* _DO THIS_
Write down each entry again, exactly as it reads.

Extracts from a graphics dataset
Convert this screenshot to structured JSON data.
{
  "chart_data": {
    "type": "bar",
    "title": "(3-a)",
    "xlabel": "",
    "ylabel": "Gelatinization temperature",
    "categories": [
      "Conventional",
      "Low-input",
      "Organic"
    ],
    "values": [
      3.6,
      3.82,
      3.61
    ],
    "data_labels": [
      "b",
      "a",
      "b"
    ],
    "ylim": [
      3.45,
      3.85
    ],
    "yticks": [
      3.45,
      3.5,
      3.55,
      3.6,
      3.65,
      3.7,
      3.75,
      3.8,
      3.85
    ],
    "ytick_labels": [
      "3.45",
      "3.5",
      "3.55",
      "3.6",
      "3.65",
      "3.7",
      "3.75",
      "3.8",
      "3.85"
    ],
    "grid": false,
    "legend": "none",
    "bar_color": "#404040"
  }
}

* _SOLUTION_
Convert this screenshot to structured JSON data.
{
  "chart_data": {
    "type": "bar",
    "title": "(3-a)",
    "xlabel": "",
    "ylabel": "Gelatinization temperature",
    "categories": [
      "Conventional",
      "Low-input",
      "Organic"
    ],
    "values": [
      3.6,
      3.82,
      3.61
    ],
    "data_labels": [
      "b",
      "a",
      "b"
    ],
    "ylim": [
      3.45,
      3.85
    ],
    "yticks": [
      3.45,
      3.5,
      3.55,
      3.6,
      3.65,
      3.7,
      3.75,
      3.8,
      3.85
    ],
    "ytick_labels": [
      "3.45",
      "3.5",
      "3.55",
      "3.6",
      "3.65",
      "3.7",
      "3.75",
      "3.8",
      "3.85"
    ],
    "grid": false,
    "legend": "none",
    "bar_color": "#404040"
  }
}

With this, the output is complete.